[Dataset items]
************

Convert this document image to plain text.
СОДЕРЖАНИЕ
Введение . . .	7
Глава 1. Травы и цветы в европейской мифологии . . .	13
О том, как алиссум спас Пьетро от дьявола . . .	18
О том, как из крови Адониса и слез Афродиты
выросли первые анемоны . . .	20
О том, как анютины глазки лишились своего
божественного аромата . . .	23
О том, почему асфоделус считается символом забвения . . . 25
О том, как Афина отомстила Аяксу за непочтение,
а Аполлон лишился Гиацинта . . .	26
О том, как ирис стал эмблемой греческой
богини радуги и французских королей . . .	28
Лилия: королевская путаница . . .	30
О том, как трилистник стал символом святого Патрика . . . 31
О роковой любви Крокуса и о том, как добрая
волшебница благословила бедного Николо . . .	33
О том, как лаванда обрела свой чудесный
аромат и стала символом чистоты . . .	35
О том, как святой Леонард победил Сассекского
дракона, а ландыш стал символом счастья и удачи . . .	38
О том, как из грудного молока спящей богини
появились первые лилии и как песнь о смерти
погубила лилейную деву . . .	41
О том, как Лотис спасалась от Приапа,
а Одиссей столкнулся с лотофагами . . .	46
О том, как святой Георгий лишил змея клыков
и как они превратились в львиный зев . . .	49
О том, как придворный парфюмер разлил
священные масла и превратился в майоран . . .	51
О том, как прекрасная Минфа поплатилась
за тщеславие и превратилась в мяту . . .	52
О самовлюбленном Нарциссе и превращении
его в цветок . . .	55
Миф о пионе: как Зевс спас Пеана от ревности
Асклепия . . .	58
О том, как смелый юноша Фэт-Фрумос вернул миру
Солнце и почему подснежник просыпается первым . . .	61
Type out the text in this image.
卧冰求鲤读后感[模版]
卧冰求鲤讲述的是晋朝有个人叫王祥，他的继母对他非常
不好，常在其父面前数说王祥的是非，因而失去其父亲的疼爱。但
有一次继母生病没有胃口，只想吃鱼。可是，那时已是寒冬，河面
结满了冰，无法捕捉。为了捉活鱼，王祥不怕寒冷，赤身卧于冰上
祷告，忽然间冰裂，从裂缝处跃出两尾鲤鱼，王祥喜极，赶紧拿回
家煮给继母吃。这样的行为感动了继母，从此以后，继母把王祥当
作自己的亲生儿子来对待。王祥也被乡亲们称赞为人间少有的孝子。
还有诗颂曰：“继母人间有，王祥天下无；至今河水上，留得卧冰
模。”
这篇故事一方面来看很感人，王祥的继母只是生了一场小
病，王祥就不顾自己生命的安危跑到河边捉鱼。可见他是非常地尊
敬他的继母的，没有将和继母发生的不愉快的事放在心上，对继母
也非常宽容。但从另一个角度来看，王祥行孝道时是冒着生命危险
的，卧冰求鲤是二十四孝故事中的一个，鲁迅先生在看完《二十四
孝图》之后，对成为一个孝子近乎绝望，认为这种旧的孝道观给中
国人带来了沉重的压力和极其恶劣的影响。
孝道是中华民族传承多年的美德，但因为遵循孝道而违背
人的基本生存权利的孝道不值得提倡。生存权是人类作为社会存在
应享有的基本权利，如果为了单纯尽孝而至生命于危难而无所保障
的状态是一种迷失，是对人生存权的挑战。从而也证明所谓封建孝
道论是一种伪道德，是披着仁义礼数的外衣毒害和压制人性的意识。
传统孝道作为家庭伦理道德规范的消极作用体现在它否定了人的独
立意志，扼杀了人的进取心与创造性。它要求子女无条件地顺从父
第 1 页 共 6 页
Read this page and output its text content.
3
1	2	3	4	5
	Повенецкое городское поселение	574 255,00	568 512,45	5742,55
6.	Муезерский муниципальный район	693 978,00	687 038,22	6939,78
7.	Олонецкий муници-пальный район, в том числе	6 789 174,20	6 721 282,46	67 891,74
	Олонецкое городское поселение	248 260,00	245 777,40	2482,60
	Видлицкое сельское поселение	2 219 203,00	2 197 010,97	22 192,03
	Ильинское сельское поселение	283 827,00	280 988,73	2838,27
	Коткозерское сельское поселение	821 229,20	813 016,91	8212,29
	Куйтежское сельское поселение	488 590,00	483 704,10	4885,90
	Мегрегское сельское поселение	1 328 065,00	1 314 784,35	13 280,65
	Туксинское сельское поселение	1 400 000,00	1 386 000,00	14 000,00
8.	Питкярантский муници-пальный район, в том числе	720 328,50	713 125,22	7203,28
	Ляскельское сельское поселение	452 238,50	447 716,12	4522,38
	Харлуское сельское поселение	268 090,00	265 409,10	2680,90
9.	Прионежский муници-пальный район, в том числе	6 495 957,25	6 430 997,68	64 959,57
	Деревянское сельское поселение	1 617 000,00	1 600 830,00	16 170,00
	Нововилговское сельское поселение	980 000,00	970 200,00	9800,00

************

■ EXERCISE REQUIREMENTS
Every line of the records above needs to be given again exactly.

■ EXERCISE OUTPUT
Convert this document image to plain text.
СОДЕРЖАНИЕ
Введение . . .	7
Глава 1. Травы и цветы в европейской мифологии . . .	13
О том, как алиссум спас Пьетро от дьявола . . .	18
О том, как из крови Адониса и слез Афродиты
выросли первые анемоны . . .	20
О том, как анютины глазки лишились своего
божественного аромата . . .	23
О том, почему асфоделус считается символом забвения . . . 25
О том, как Афина отомстила Аяксу за непочтение,
а Аполлон лишился Гиацинта . . .	26
О том, как ирис стал эмблемой греческой
богини радуги и французских королей . . .	28
Лилия: королевская путаница . . .	30
О том, как трилистник стал символом святого Патрика . . . 31
О роковой любви Крокуса и о том, как добрая
волшебница благословила бедного Николо . . .	33
О том, как лаванда обрела свой чудесный
аромат и стала символом чистоты . . .	35
О том, как святой Леонард победил Сассекского
дракона, а ландыш стал символом счастья и удачи . . .	38
О том, как из грудного молока спящей богини
появились первые лилии и как песнь о смерти
погубила лилейную деву . . .	41
О том, как Лотис спасалась от Приапа,
а Одиссей столкнулся с лотофагами . . .	46
О том, как святой Георгий лишил змея клыков
и как они превратились в львиный зев . . .	49
О том, как придворный парфюмер разлил
священные масла и превратился в майоран . . .	51
О том, как прекрасная Минфа поплатилась
за тщеславие и превратилась в мяту . . .	52
О самовлюбленном Нарциссе и превращении
его в цветок . . .	55
Миф о пионе: как Зевс спас Пеана от ревности
Асклепия . . .	58
О том, как смелый юноша Фэт-Фрумос вернул миру
Солнце и почему подснежник просыпается первым . . .	61
Type out the text in this image.
卧冰求鲤读后感[模版]
卧冰求鲤讲述的是晋朝有个人叫王祥，他的继母对他非常
不好，常在其父面前数说王祥的是非，因而失去其父亲的疼爱。但
有一次继母生病没有胃口，只想吃鱼。可是，那时已是寒冬，河面
结满了冰，无法捕捉。为了捉活鱼，王祥不怕寒冷，赤身卧于冰上
祷告，忽然间冰裂，从裂缝处跃出两尾鲤鱼，王祥喜极，赶紧拿回
家煮给继母吃。这样的行为感动了继母，从此以后，继母把王祥当
作自己的亲生儿子来对待。王祥也被乡亲们称赞为人间少有的孝子。
还有诗颂曰：“继母人间有，王祥天下无；至今河水上，留得卧冰
模。”
这篇故事一方面来看很感人，王祥的继母只是生了一场小
病，王祥就不顾自己生命的安危跑到河边捉鱼。可见他是非常地尊
敬他的继母的，没有将和继母发生的不愉快的事放在心上，对继母
也非常宽容。但从另一个角度来看，王祥行孝道时是冒着生命危险
的，卧冰求鲤是二十四孝故事中的一个，鲁迅先生在看完《二十四
孝图》之后，对成为一个孝子近乎绝望，认为这种旧的孝道观给中
国人带来了沉重的压力和极其恶劣的影响。
孝道是中华民族传承多年的美德，但因为遵循孝道而违背
人的基本生存权利的孝道不值得提倡。生存权是人类作为社会存在
应享有的基本权利，如果为了单纯尽孝而至生命于危难而无所保障
的状态是一种迷失，是对人生存权的挑战。从而也证明所谓封建孝
道论是一种伪道德，是披着仁义礼数的外衣毒害和压制人性的意识。
传统孝道作为家庭伦理道德规范的消极作用体现在它否定了人的独
立意志，扼杀了人的进取心与创造性。它要求子女无条件地顺从父
第 1 页 共 6 页
Read this page and output its text content.
3
1	2	3	4	5
	Повенецкое городское поселение	574 255,00	568 512,45	5742,55
6.	Муезерский муниципальный район	693 978,00	687 038,22	6939,78
7.	Олонецкий муници-пальный район, в том числе	6 789 174,20	6 721 282,46	67 891,74
	Олонецкое городское поселение	248 260,00	245 777,40	2482,60
	Видлицкое сельское поселение	2 219 203,00	2 197 010,97	22 192,03
	Ильинское сельское поселение	283 827,00	280 988,73	2838,27
	Коткозерское сельское поселение	821 229,20	813 016,91	8212,29
	Куйтежское сельское поселение	488 590,00	483 704,10	4885,90
	Мегрегское сельское поселение	1 328 065,00	1 314 784,35	13 280,65
	Туксинское сельское поселение	1 400 000,00	1 386 000,00	14 000,00
8.	Питкярантский муници-пальный район, в том числе	720 328,50	713 125,22	7203,28
	Ляскельское сельское поселение	452 238,50	447 716,12	4522,38
	Харлуское сельское поселение	268 090,00	265 409,10	2680,90
9.	Прионежский муници-пальный район, в том числе	6 495 957,25	6 430 997,68	64 959,57
	Деревянское сельское поселение	1 617 000,00	1 600 830,00	16 170,00
	Нововилговское сельское поселение	980 000,00	970 200,00	9800,00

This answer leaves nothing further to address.